### [SHORT PROBLEM]
Copy each line exactly.

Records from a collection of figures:
-- BEGIN --

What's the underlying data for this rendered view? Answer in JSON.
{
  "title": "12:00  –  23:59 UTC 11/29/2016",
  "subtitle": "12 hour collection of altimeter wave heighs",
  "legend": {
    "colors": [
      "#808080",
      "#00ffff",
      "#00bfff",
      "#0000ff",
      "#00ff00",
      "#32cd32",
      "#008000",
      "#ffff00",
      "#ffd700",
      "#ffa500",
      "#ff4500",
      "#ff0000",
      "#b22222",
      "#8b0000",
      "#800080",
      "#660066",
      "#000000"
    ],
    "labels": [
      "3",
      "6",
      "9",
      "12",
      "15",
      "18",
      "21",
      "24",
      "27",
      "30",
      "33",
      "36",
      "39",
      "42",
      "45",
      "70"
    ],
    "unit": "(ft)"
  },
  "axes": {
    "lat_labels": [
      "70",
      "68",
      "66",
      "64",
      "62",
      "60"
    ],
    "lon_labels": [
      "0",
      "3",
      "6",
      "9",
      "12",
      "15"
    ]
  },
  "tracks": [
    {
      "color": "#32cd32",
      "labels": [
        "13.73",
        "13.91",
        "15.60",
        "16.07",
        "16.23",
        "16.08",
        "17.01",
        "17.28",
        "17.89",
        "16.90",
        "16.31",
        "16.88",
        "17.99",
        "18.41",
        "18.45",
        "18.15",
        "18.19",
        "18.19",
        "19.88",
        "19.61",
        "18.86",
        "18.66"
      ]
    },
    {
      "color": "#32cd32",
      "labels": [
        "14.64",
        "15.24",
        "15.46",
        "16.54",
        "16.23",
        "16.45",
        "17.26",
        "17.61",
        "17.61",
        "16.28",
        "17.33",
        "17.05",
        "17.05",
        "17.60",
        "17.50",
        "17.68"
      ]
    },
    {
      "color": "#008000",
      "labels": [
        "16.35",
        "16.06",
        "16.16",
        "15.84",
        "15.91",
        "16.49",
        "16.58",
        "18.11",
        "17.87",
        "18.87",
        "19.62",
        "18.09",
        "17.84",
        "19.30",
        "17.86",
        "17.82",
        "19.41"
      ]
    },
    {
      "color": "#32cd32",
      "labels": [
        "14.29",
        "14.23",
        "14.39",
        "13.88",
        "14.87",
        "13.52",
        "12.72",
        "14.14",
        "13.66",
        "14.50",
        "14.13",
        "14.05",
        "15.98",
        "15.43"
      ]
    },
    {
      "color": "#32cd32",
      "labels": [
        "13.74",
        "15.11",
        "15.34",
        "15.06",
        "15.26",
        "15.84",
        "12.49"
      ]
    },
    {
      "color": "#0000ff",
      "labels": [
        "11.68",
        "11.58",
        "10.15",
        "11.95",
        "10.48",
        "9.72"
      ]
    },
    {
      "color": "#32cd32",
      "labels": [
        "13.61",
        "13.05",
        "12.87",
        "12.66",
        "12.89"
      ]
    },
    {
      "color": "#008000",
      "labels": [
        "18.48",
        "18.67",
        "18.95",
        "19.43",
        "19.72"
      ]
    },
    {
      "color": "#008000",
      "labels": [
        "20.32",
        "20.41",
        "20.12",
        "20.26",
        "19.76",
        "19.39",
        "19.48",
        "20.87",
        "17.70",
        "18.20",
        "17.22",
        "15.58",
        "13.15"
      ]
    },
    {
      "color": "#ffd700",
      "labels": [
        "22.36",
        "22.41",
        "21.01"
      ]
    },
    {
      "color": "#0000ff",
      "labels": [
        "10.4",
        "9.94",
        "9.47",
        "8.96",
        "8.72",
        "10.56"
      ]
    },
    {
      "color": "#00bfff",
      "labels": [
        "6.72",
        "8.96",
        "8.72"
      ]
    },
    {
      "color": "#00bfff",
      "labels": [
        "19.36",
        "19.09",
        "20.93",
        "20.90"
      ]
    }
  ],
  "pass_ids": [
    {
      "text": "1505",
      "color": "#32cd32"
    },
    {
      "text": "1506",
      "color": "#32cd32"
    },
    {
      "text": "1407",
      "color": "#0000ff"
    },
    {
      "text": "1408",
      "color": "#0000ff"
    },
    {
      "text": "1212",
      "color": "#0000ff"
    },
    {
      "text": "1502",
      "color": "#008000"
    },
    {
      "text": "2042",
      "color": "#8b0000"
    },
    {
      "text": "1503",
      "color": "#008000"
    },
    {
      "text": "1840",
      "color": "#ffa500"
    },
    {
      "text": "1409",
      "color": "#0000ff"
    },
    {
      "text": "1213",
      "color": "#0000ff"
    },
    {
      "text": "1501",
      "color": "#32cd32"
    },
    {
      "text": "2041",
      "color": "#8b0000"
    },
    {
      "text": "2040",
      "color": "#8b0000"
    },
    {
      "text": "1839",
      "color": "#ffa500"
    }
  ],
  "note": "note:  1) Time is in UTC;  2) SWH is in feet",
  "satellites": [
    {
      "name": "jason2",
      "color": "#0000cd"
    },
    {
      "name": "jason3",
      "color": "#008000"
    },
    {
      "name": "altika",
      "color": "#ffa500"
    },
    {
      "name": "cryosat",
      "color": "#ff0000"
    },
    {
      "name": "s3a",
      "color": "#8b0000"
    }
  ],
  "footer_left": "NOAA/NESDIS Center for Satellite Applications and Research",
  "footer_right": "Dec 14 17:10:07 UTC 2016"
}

-- END --

### [TASK OUTPUT]
What's the underlying data for this rendered view? Answer in JSON.
{
  "title": "12:00  –  23:59 UTC 11/29/2016",
  "subtitle": "12 hour collection of altimeter wave heighs",
  "legend": {
    "colors": [
      "#808080",
      "#00ffff",
      "#00bfff",
      "#0000ff",
      "#00ff00",
      "#32cd32",
      "#008000",
      "#ffff00",
      "#ffd700",
      "#ffa500",
      "#ff4500",
      "#ff0000",
      "#b22222",
      "#8b0000",
      "#800080",
      "#660066",
      "#000000"
    ],
    "labels": [
      "3",
      "6",
      "9",
      "12",
      "15",
      "18",
      "21",
      "24",
      "27",
      "30",
      "33",
      "36",
      "39",
      "42",
      "45",
      "70"
    ],
    "unit": "(ft)"
  },
  "axes": {
    "lat_labels": [
      "70",
      "68",
      "66",
      "64",
      "62",
      "60"
    ],
    "lon_labels": [
      "0",
      "3",
      "6",
      "9",
      "12",
      "15"
    ]
  },
  "tracks": [
    {
      "color": "#32cd32",
      "labels": [
        "13.73",
        "13.91",
        "15.60",
        "16.07",
        "16.23",
        "16.08",
        "17.01",
        "17.28",
        "17.89",
        "16.90",
        "16.31",
        "16.88",
        "17.99",
        "18.41",
        "18.45",
        "18.15",
        "18.19",
        "18.19",
        "19.88",
        "19.61",
        "18.86",
        "18.66"
      ]
    },
    {
      "color": "#32cd32",
      "labels": [
        "14.64",
        "15.24",
        "15.46",
        "16.54",
        "16.23",
        "16.45",
        "17.26",
        "17.61",
        "17.61",
        "16.28",
        "17.33",
        "17.05",
        "17.05",
        "17.60",
        "17.50",
        "17.68"
      ]
    },
    {
      "color": "#008000",
      "labels": [
        "16.35",
        "16.06",
        "16.16",
        "15.84",
        "15.91",
        "16.49",
        "16.58",
        "18.11",
        "17.87",
        "18.87",
        "19.62",
        "18.09",
        "17.84",
        "19.30",
        "17.86",
        "17.82",
        "19.41"
      ]
    },
    {
      "color": "#32cd32",
      "labels": [
        "14.29",
        "14.23",
        "14.39",
        "13.88",
        "14.87",
        "13.52",
        "12.72",
        "14.14",
        "13.66",
        "14.50",
        "14.13",
        "14.05",
        "15.98",
        "15.43"
      ]
    },
    {
      "color": "#32cd32",
      "labels": [
        "13.74",
        "15.11",
        "15.34",
        "15.06",
        "15.26",
        "15.84",
        "12.49"
      ]
    },
    {
      "color": "#0000ff",
      "labels": [
        "11.68",
        "11.58",
        "10.15",
        "11.95",
        "10.48",
        "9.72"
      ]
    },
    {
      "color": "#32cd32",
      "labels": [
        "13.61",
        "13.05",
        "12.87",
        "12.66",
        "12.89"
      ]
    },
    {
      "color": "#008000",
      "labels": [
        "18.48",
        "18.67",
        "18.95",
        "19.43",
        "19.72"
      ]
    },
    {
      "color": "#008000",
      "labels": [
        "20.32",
        "20.41",
        "20.12",
        "20.26",
        "19.76",
        "19.39",
        "19.48",
        "20.87",
        "17.70",
        "18.20",
        "17.22",
        "15.58",
        "13.15"
      ]
    },
    {
      "color": "#ffd700",
      "labels": [
        "22.36",
        "22.41",
        "21.01"
      ]
    },
    {
      "color": "#0000ff",
      "labels": [
        "10.4",
        "9.94",
        "9.47",
        "8.96",
        "8.72",
        "10.56"
      ]
    },
    {
      "color": "#00bfff",
      "labels": [
        "6.72",
        "8.96",
        "8.72"
      ]
    },
    {
      "color": "#00bfff",
      "labels": [
        "19.36",
        "19.09",
        "20.93",
        "20.90"
      ]
    }
  ],
  "pass_ids": [
    {
      "text": "1505",
      "color": "#32cd32"
    },
    {
      "text": "1506",
      "color": "#32cd32"
    },
    {
      "text": "1407",
      "color": "#0000ff"
    },
    {
      "text": "1408",
      "color": "#0000ff"
    },
    {
      "text": "1212",
      "color": "#0000ff"
    },
    {
      "text": "1502",
      "color": "#008000"
    },
    {
      "text": "2042",
      "color": "#8b0000"
    },
    {
      "text": "1503",
      "color": "#008000"
    },
    {
      "text": "1840",
      "color": "#ffa500"
    },
    {
      "text": "1409",
      "color": "#0000ff"
    },
    {
      "text": "1213",
      "color": "#0000ff"
    },
    {
      "text": "1501",
      "color": "#32cd32"
    },
    {
      "text": "2041",
      "color": "#8b0000"
    },
    {
      "text": "2040",
      "color": "#8b0000"
    },
    {
      "text": "1839",
      "color": "#ffa500"
    }
  ],
  "note": "note:  1) Time is in UTC;  2) SWH is in feet",
  "satellites": [
    {
      "name": "jason2",
      "color": "#0000cd"
    },
    {
      "name": "jason3",
      "color": "#008000"
    },
    {
      "name": "altika",
      "color": "#ffa500"
    },
    {
      "name": "cryosat",
      "color": "#ff0000"
    },
    {
      "name": "s3a",
      "color": "#8b0000"
    }
  ],
  "footer_left": "NOAA/NESDIS Center for Satellite Applications and Research",
  "footer_right": "Dec 14 17:10:07 UTC 2016"
}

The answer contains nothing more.